What to work on.
Quote word for word the lines starting at the line with "What data populates" and ending at the final line of the entries. Leave out any pictures.

Listed entries.
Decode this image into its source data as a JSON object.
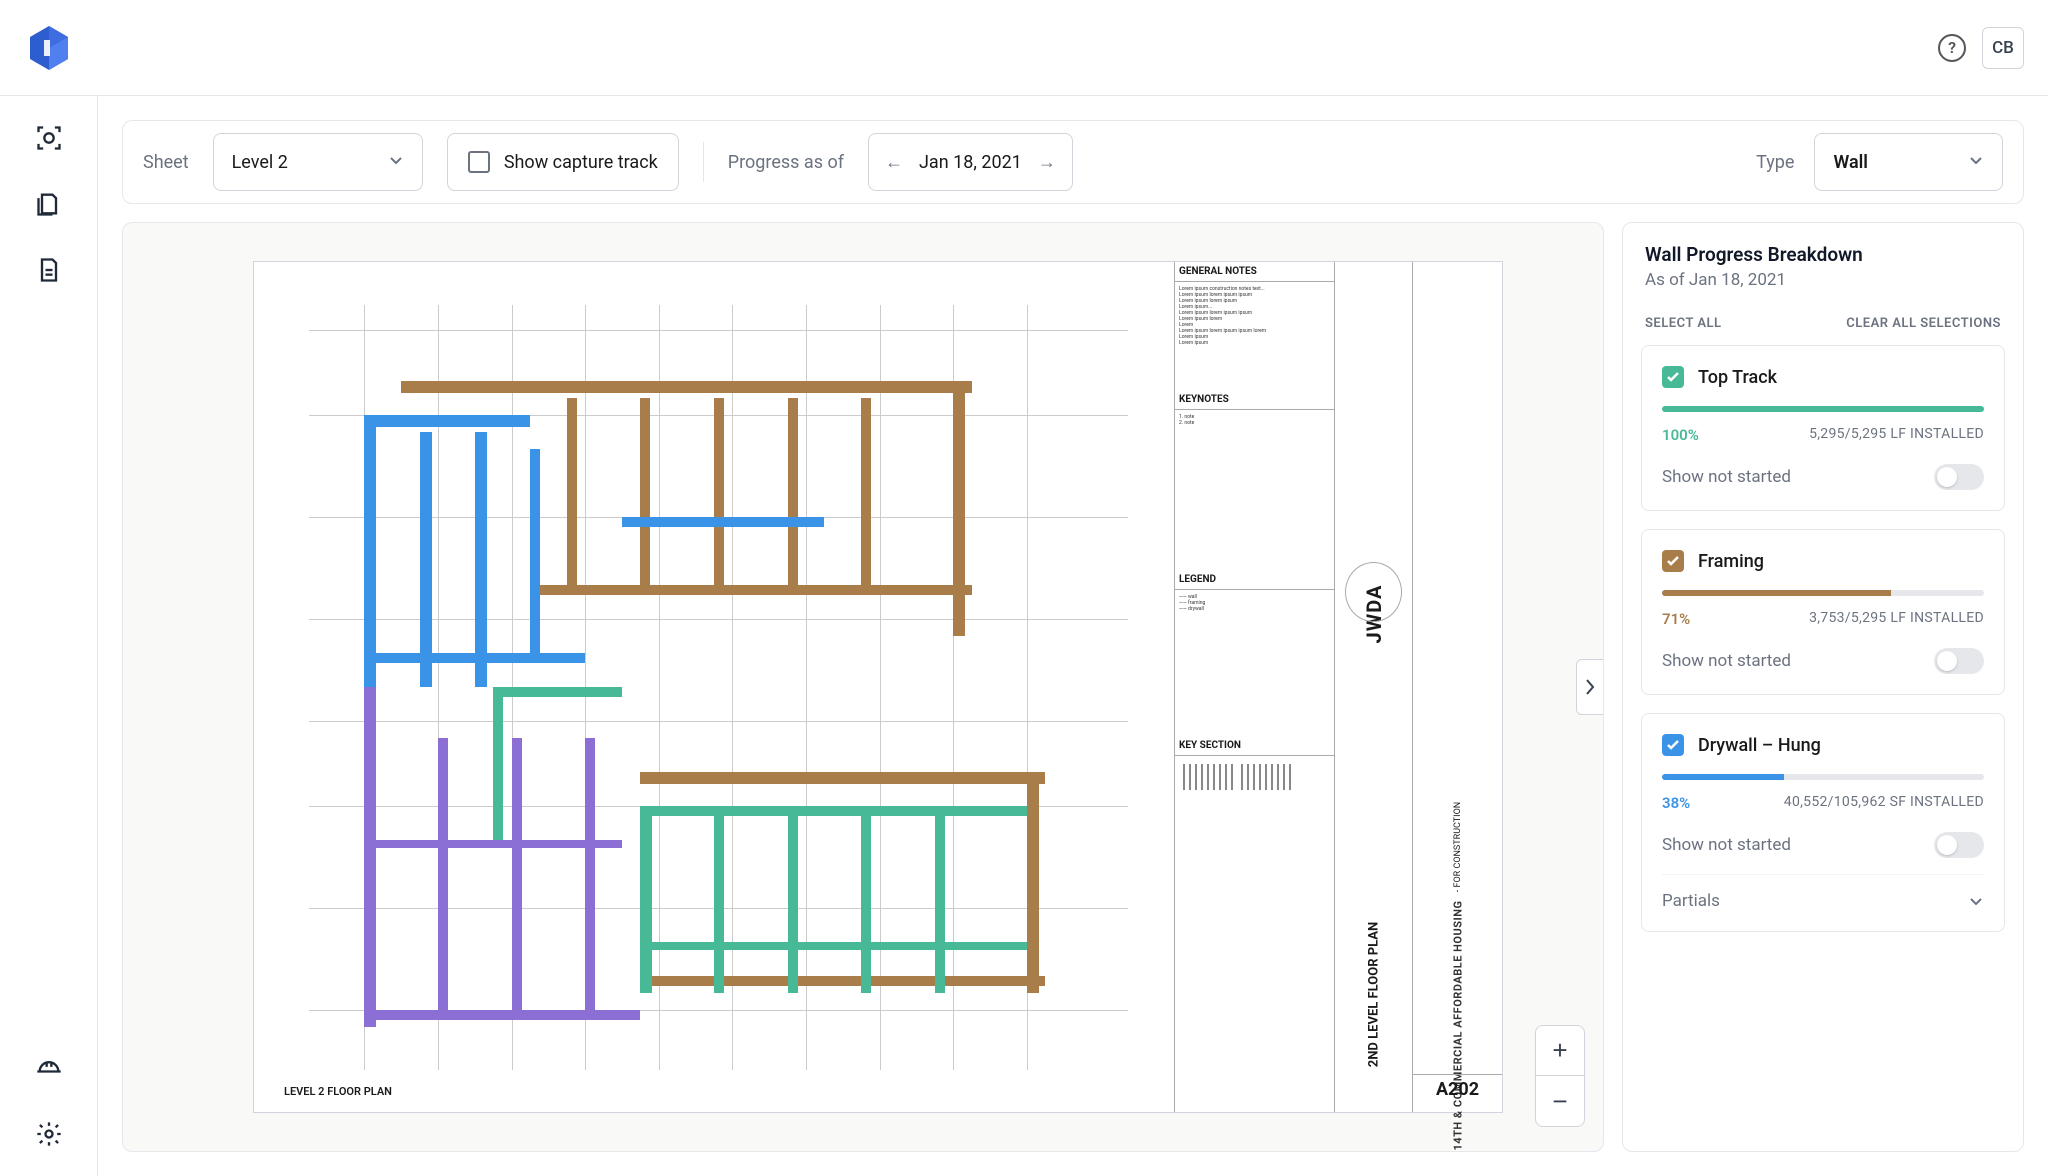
{
  "topbar": {
    "avatar": "CB"
  },
  "toolbar": {
    "sheet_label": "Sheet",
    "sheet_value": "Level 2",
    "capture_label": "Show capture track",
    "progress_label": "Progress as of",
    "date_value": "Jan 18, 2021",
    "type_label": "Type",
    "type_value": "Wall"
  },
  "plan": {
    "general_notes": "GENERAL NOTES",
    "keynotes": "KEYNOTES",
    "legend": "LEGEND",
    "key_section": "KEY SECTION",
    "jwda": "JWDA",
    "plan_name": "2ND LEVEL FLOOR PLAN",
    "sheet_number": "A202",
    "project_title": "14TH & COMMERCIAL AFFORDABLE HOUSING",
    "permit": "- FOR CONSTRUCTION",
    "floor_label": "LEVEL 2 FLOOR PLAN"
  },
  "panel": {
    "title": "Wall Progress Breakdown",
    "subtitle": "As of Jan 18, 2021",
    "select_all": "SELECT ALL",
    "clear_all": "CLEAR ALL SELECTIONS",
    "show_not_started": "Show not started",
    "partials": "Partials",
    "cards": [
      {
        "name": "Top Track",
        "color": "#47b997",
        "pct": "100%",
        "installed": "5,295/5,295 LF INSTALLED",
        "fill": 100
      },
      {
        "name": "Framing",
        "color": "#a87d4a",
        "pct": "71%",
        "installed": "3,753/5,295 LF INSTALLED",
        "fill": 71
      },
      {
        "name": "Drywall – Hung",
        "color": "#3b93e8",
        "pct": "38%",
        "installed": "40,552/105,962 SF INSTALLED",
        "fill": 38
      }
    ]
  }
}
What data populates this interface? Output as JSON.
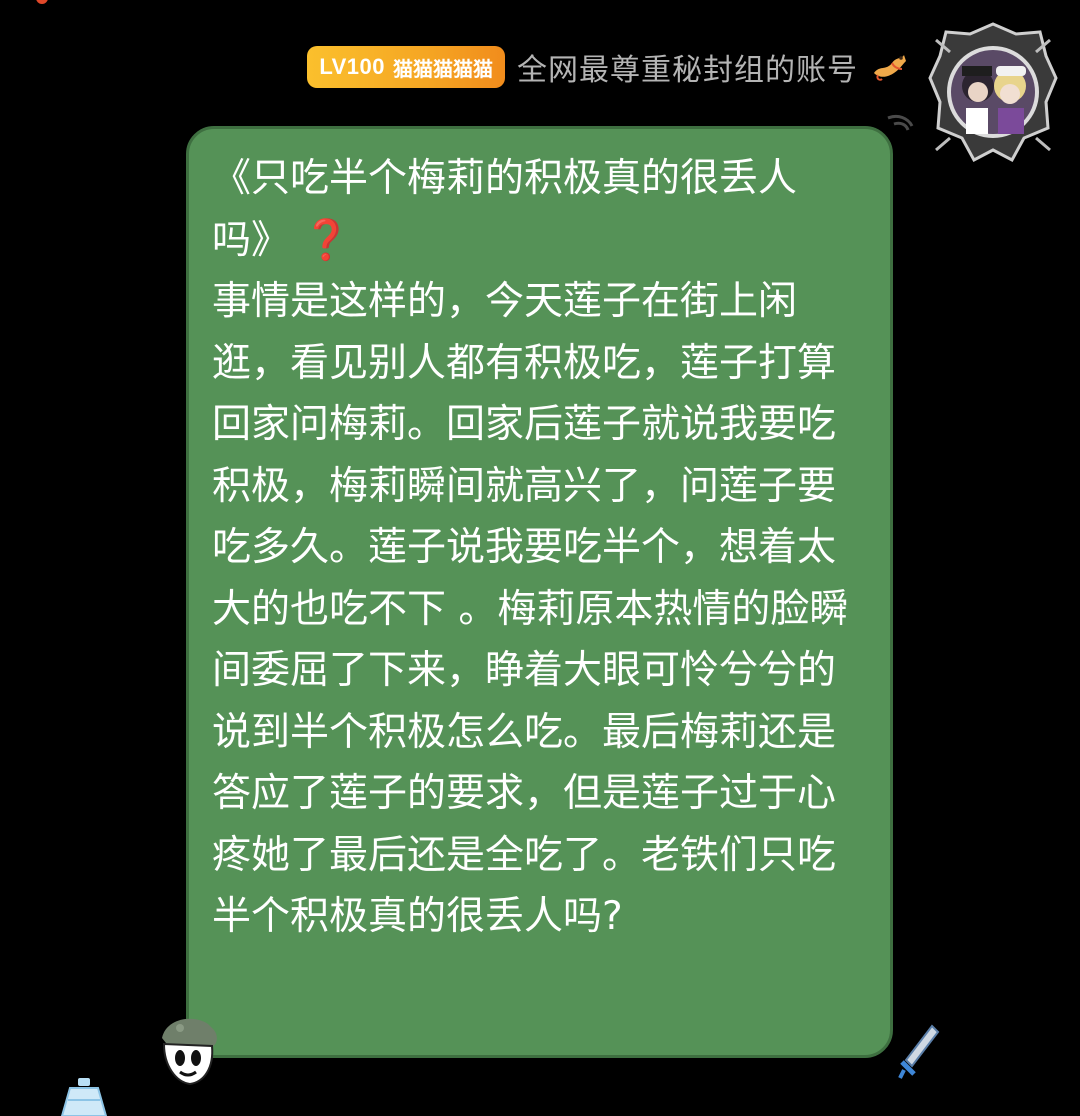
{
  "sender": {
    "level": "LV100",
    "badge_title": "猫猫猫猫猫",
    "name": "全网最尊重秘封组的账号",
    "name_icon": "dragon-icon",
    "avatar_icon": "avatar-frame-icon"
  },
  "message": {
    "text": "《只吃半个梅莉的积极真的很丢人吗》",
    "title_emoji": "❓",
    "body": "事情是这样的，今天莲子在街上闲逛，看见别人都有积极吃，莲子打算回家问梅莉。回家后莲子就说我要吃积极，梅莉瞬间就高兴了，问莲子要吃多久。莲子说我要吃半个，想着太大的也吃不下 。梅莉原本热情的脸瞬间委屈了下来，睁着大眼可怜兮兮的说到半个积极怎么吃。最后梅莉还是答应了莲子的要求，但是莲子过于心疼她了最后还是全吃了。老铁们只吃半个积极真的很丢人吗?"
  },
  "colors": {
    "background": "#000000",
    "bubble": "#559257",
    "bubble_border": "#3e6f40",
    "badge_gradient_start": "#fbc02d",
    "badge_gradient_end": "#f18c1c",
    "sender_name": "#b4b4b4",
    "text": "#ffffff"
  }
}
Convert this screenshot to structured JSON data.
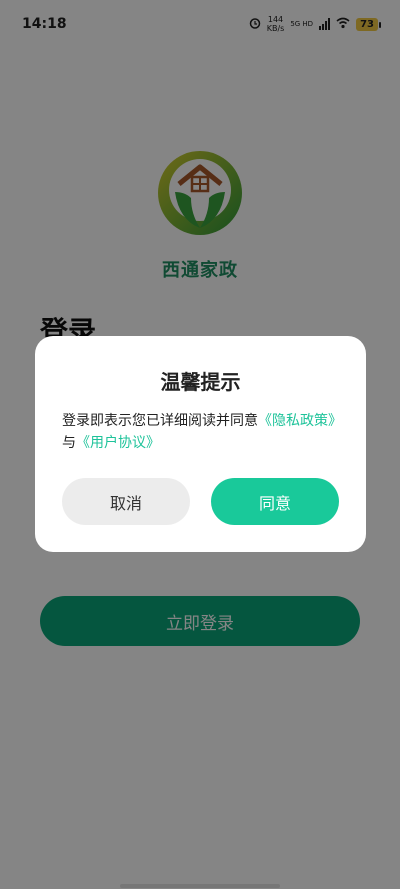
{
  "status_bar": {
    "time": "14:18",
    "net_speed_value": "144",
    "net_speed_unit": "KB/s",
    "network": "5G HD",
    "battery": "73",
    "icons": [
      "alarm-icon",
      "signal-icon",
      "wifi-icon",
      "battery-icon"
    ]
  },
  "brand": {
    "name": "西通家政"
  },
  "login": {
    "title": "登录",
    "button_label": "立即登录"
  },
  "dialog": {
    "title": "温馨提示",
    "message_prefix": "登录即表示您已详细阅读并同意",
    "privacy_link": "《隐私政策》",
    "conjunction": "与",
    "agreement_link": "《用户协议》",
    "cancel_label": "取消",
    "agree_label": "同意"
  },
  "colors": {
    "accent": "#19c99a",
    "brand": "#1f8e62",
    "login_button": "#0aa57a"
  }
}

Expected output.
What data populates this interface? Output as JSON.
{
  "sender": {
    "level": "LV100",
    "badge_title": "猫猫猫猫猫",
    "name": "全网最尊重秘封组的账号",
    "name_icon": "dragon-icon",
    "avatar_icon": "avatar-frame-icon"
  },
  "message": {
    "text": "《只吃半个梅莉的积极真的很丢人吗》",
    "title_emoji": "❓",
    "body": "事情是这样的，今天莲子在街上闲逛，看见别人都有积极吃，莲子打算回家问梅莉。回家后莲子就说我要吃积极，梅莉瞬间就高兴了，问莲子要吃多久。莲子说我要吃半个，想着太大的也吃不下 。梅莉原本热情的脸瞬间委屈了下来，睁着大眼可怜兮兮的说到半个积极怎么吃。最后梅莉还是答应了莲子的要求，但是莲子过于心疼她了最后还是全吃了。老铁们只吃半个积极真的很丢人吗?"
  },
  "colors": {
    "background": "#000000",
    "bubble": "#559257",
    "bubble_border": "#3e6f40",
    "badge_gradient_start": "#fbc02d",
    "badge_gradient_end": "#f18c1c",
    "sender_name": "#b4b4b4",
    "text": "#ffffff"
  }
}
Convert this screenshot to structured JSON data.
{
  "status_bar": {
    "time": "14:18",
    "net_speed_value": "144",
    "net_speed_unit": "KB/s",
    "network": "5G HD",
    "battery": "73",
    "icons": [
      "alarm-icon",
      "signal-icon",
      "wifi-icon",
      "battery-icon"
    ]
  },
  "brand": {
    "name": "西通家政"
  },
  "login": {
    "title": "登录",
    "button_label": "立即登录"
  },
  "dialog": {
    "title": "温馨提示",
    "message_prefix": "登录即表示您已详细阅读并同意",
    "privacy_link": "《隐私政策》",
    "conjunction": "与",
    "agreement_link": "《用户协议》",
    "cancel_label": "取消",
    "agree_label": "同意"
  },
  "colors": {
    "accent": "#19c99a",
    "brand": "#1f8e62",
    "login_button": "#0aa57a"
  }
}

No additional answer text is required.